Task to complete:
Lay out everything from the line containing "Patent image size: (982, 693)." down to the line containing "The insertion head 13 is at (337, 231)." as a numbered list, leaving out blank lines.

Dataset entries:
::::::::::

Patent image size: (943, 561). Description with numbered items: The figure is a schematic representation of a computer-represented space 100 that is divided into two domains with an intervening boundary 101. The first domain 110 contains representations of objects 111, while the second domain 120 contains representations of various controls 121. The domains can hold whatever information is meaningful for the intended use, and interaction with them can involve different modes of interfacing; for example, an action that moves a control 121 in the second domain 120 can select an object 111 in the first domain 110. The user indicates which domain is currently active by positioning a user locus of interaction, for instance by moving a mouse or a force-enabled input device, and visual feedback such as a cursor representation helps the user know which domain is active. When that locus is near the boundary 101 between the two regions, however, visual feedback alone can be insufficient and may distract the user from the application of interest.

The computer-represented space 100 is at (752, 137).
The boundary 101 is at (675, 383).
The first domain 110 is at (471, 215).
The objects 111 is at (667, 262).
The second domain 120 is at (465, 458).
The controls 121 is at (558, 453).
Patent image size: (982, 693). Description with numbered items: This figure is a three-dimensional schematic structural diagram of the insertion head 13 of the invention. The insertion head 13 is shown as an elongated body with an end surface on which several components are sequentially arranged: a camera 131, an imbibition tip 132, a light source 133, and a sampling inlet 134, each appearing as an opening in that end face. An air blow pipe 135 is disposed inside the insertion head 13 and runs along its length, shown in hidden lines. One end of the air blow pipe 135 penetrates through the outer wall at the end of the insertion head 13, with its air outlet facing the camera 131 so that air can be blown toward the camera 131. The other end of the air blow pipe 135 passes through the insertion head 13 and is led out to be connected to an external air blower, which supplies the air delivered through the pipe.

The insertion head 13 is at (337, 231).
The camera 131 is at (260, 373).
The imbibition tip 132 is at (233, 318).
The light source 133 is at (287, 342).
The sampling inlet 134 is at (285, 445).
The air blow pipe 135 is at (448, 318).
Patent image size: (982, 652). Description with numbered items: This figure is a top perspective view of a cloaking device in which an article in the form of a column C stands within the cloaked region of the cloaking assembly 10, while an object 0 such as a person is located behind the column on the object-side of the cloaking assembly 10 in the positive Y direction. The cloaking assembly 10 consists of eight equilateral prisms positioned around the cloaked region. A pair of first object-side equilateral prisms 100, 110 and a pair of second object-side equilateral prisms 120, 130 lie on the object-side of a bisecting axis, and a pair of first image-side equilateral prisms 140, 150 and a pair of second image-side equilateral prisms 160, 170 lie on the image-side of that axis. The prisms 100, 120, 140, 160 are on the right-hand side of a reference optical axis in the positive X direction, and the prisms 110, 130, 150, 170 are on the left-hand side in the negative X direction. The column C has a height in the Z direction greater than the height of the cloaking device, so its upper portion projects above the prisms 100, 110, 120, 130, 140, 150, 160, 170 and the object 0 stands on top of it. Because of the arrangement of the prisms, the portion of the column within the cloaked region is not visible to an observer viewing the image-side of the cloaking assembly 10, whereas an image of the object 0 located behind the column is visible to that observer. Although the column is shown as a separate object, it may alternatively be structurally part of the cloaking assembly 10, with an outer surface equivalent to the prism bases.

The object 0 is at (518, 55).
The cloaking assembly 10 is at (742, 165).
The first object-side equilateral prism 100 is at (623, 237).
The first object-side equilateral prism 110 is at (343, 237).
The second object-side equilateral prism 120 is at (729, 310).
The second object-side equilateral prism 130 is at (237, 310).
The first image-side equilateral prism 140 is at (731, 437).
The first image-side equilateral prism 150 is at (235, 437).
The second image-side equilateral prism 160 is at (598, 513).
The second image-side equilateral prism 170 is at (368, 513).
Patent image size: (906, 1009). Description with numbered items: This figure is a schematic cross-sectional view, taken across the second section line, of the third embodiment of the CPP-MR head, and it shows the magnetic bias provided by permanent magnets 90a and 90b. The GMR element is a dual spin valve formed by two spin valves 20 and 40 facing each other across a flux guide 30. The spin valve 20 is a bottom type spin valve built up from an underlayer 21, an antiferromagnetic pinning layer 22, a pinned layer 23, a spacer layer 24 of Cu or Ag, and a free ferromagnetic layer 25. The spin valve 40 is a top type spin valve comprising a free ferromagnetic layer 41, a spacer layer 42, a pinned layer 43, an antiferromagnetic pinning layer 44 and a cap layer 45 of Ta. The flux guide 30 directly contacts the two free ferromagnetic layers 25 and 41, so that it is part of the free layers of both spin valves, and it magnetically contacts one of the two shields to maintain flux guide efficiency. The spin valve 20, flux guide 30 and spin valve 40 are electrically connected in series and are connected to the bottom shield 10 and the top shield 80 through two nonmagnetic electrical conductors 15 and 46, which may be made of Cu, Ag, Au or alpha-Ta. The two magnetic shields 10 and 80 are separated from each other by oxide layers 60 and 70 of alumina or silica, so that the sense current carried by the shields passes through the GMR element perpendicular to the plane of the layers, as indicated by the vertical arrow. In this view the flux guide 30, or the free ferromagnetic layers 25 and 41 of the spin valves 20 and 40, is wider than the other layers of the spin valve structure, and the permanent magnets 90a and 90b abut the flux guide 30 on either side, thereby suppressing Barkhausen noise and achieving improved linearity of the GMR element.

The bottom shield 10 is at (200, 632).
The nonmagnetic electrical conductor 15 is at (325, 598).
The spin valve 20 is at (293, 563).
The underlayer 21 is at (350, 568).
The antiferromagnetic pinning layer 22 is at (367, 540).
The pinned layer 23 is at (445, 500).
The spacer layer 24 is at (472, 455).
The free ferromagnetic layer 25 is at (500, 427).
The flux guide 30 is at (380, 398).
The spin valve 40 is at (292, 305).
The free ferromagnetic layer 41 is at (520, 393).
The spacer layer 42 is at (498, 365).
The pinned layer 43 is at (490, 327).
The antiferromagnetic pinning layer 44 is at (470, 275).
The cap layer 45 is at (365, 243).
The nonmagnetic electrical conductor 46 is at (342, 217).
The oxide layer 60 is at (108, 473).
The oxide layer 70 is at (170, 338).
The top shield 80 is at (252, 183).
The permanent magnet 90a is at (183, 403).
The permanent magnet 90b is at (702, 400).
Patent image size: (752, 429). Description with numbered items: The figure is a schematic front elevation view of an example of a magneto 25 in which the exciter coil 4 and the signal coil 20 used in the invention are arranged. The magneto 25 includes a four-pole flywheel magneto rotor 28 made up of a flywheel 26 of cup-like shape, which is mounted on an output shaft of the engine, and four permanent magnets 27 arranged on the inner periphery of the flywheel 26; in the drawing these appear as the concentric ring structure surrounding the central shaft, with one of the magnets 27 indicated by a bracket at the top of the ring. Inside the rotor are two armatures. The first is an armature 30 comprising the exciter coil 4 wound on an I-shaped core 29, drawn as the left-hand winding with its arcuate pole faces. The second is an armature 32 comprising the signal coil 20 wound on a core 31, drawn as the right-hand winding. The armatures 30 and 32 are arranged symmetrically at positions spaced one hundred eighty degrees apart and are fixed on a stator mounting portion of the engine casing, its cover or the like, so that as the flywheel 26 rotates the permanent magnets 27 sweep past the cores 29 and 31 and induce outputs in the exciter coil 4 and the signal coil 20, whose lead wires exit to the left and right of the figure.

::::::::::

Exercise response:
1. Patent image size: (982, 693). Description with numbered items: This figure is a three-dimensional schematic structural diagram of the insertion head 13 of the invention. The insertion head 13 is shown as an elongated body with an end surface on which several components are sequentially arranged: a camera 131, an imbibition tip 132, a light source 133, and a sampling inlet 134, each appearing as an opening in that end face. An air blow pipe 135 is disposed inside the insertion head 13 and runs along its length, shown in hidden lines. One end of the air blow pipe 135 penetrates through the outer wall at the end of the insertion head 13, with its air outlet facing the camera 131 so that air can be blown toward the camera 131. The other end of the air blow pipe 135 passes through the insertion head 13 and is led out to be connected to an external air blower, which supplies the air delivered through the pipe.
2. The insertion head 13 is at (337, 231).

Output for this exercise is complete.